— start —
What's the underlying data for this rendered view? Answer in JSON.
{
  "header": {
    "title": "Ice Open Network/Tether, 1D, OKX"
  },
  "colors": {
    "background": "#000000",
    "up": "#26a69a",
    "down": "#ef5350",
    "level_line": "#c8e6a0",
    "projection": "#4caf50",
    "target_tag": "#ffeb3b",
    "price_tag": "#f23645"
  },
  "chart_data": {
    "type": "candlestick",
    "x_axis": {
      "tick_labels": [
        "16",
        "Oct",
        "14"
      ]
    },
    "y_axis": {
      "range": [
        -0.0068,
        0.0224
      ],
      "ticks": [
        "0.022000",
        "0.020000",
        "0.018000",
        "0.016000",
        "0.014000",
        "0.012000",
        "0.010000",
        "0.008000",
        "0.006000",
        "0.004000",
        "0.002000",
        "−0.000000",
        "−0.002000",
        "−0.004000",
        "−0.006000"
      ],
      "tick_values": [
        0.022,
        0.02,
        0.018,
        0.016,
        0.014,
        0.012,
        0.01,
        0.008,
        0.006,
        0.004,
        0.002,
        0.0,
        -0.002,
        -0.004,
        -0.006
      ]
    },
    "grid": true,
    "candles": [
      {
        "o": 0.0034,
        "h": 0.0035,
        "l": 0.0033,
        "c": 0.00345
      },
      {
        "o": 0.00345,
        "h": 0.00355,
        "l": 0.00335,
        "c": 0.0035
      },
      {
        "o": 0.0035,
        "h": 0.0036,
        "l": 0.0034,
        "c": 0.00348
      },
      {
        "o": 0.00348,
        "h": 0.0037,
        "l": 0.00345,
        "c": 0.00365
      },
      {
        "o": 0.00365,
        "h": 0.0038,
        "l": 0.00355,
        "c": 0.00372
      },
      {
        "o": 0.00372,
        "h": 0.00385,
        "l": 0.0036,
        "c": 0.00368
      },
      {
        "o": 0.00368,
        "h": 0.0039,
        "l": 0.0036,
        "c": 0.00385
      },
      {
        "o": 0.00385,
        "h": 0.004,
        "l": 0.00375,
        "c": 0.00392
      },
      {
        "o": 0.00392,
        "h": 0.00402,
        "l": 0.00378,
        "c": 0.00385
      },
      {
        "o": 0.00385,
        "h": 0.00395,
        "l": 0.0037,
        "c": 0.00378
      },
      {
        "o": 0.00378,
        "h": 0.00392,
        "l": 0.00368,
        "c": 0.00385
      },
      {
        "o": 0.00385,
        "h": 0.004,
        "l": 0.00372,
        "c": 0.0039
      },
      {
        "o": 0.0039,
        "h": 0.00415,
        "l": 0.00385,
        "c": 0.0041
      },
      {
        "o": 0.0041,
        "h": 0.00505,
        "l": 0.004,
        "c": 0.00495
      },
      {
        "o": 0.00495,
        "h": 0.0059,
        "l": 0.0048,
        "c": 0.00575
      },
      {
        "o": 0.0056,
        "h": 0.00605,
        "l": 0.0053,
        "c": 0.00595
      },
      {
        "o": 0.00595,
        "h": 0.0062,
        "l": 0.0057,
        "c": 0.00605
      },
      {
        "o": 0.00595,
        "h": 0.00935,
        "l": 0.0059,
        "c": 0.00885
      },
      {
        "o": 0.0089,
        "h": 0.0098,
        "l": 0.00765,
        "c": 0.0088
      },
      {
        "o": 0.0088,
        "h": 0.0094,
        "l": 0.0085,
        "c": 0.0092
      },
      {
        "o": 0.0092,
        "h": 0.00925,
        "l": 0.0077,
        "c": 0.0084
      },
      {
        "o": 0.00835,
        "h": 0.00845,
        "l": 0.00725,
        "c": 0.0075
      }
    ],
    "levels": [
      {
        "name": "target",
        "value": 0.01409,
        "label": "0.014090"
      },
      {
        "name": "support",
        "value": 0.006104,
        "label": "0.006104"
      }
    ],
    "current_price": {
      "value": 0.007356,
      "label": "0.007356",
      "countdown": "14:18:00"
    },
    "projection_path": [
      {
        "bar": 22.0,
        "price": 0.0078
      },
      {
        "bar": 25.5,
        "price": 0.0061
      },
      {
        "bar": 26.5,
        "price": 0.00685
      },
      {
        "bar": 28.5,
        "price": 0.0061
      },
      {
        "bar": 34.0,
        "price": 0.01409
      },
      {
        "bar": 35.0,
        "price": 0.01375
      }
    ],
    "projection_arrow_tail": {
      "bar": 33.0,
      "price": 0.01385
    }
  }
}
— end —
**Given problem**:
Write the entire listing out again, word for word.

**Solution**:
What's the underlying data for this rendered view? Answer in JSON.
{
  "header": {
    "title": "Ice Open Network/Tether, 1D, OKX"
  },
  "colors": {
    "background": "#000000",
    "up": "#26a69a",
    "down": "#ef5350",
    "level_line": "#c8e6a0",
    "projection": "#4caf50",
    "target_tag": "#ffeb3b",
    "price_tag": "#f23645"
  },
  "chart_data": {
    "type": "candlestick",
    "x_axis": {
      "tick_labels": [
        "16",
        "Oct",
        "14"
      ]
    },
    "y_axis": {
      "range": [
        -0.0068,
        0.0224
      ],
      "ticks": [
        "0.022000",
        "0.020000",
        "0.018000",
        "0.016000",
        "0.014000",
        "0.012000",
        "0.010000",
        "0.008000",
        "0.006000",
        "0.004000",
        "0.002000",
        "−0.000000",
        "−0.002000",
        "−0.004000",
        "−0.006000"
      ],
      "tick_values": [
        0.022,
        0.02,
        0.018,
        0.016,
        0.014,
        0.012,
        0.01,
        0.008,
        0.006,
        0.004,
        0.002,
        0.0,
        -0.002,
        -0.004,
        -0.006
      ]
    },
    "grid": true,
    "candles": [
      {
        "o": 0.0034,
        "h": 0.0035,
        "l": 0.0033,
        "c": 0.00345
      },
      {
        "o": 0.00345,
        "h": 0.00355,
        "l": 0.00335,
        "c": 0.0035
      },
      {
        "o": 0.0035,
        "h": 0.0036,
        "l": 0.0034,
        "c": 0.00348
      },
      {
        "o": 0.00348,
        "h": 0.0037,
        "l": 0.00345,
        "c": 0.00365
      },
      {
        "o": 0.00365,
        "h": 0.0038,
        "l": 0.00355,
        "c": 0.00372
      },
      {
        "o": 0.00372,
        "h": 0.00385,
        "l": 0.0036,
        "c": 0.00368
      },
      {
        "o": 0.00368,
        "h": 0.0039,
        "l": 0.0036,
        "c": 0.00385
      },
      {
        "o": 0.00385,
        "h": 0.004,
        "l": 0.00375,
        "c": 0.00392
      },
      {
        "o": 0.00392,
        "h": 0.00402,
        "l": 0.00378,
        "c": 0.00385
      },
      {
        "o": 0.00385,
        "h": 0.00395,
        "l": 0.0037,
        "c": 0.00378
      },
      {
        "o": 0.00378,
        "h": 0.00392,
        "l": 0.00368,
        "c": 0.00385
      },
      {
        "o": 0.00385,
        "h": 0.004,
        "l": 0.00372,
        "c": 0.0039
      },
      {
        "o": 0.0039,
        "h": 0.00415,
        "l": 0.00385,
        "c": 0.0041
      },
      {
        "o": 0.0041,
        "h": 0.00505,
        "l": 0.004,
        "c": 0.00495
      },
      {
        "o": 0.00495,
        "h": 0.0059,
        "l": 0.0048,
        "c": 0.00575
      },
      {
        "o": 0.0056,
        "h": 0.00605,
        "l": 0.0053,
        "c": 0.00595
      },
      {
        "o": 0.00595,
        "h": 0.0062,
        "l": 0.0057,
        "c": 0.00605
      },
      {
        "o": 0.00595,
        "h": 0.00935,
        "l": 0.0059,
        "c": 0.00885
      },
      {
        "o": 0.0089,
        "h": 0.0098,
        "l": 0.00765,
        "c": 0.0088
      },
      {
        "o": 0.0088,
        "h": 0.0094,
        "l": 0.0085,
        "c": 0.0092
      },
      {
        "o": 0.0092,
        "h": 0.00925,
        "l": 0.0077,
        "c": 0.0084
      },
      {
        "o": 0.00835,
        "h": 0.00845,
        "l": 0.00725,
        "c": 0.0075
      }
    ],
    "levels": [
      {
        "name": "target",
        "value": 0.01409,
        "label": "0.014090"
      },
      {
        "name": "support",
        "value": 0.006104,
        "label": "0.006104"
      }
    ],
    "current_price": {
      "value": 0.007356,
      "label": "0.007356",
      "countdown": "14:18:00"
    },
    "projection_path": [
      {
        "bar": 22.0,
        "price": 0.0078
      },
      {
        "bar": 25.5,
        "price": 0.0061
      },
      {
        "bar": 26.5,
        "price": 0.00685
      },
      {
        "bar": 28.5,
        "price": 0.0061
      },
      {
        "bar": 34.0,
        "price": 0.01409
      },
      {
        "bar": 35.0,
        "price": 0.01375
      }
    ],
    "projection_arrow_tail": {
      "bar": 33.0,
      "price": 0.01385
    }
  }
}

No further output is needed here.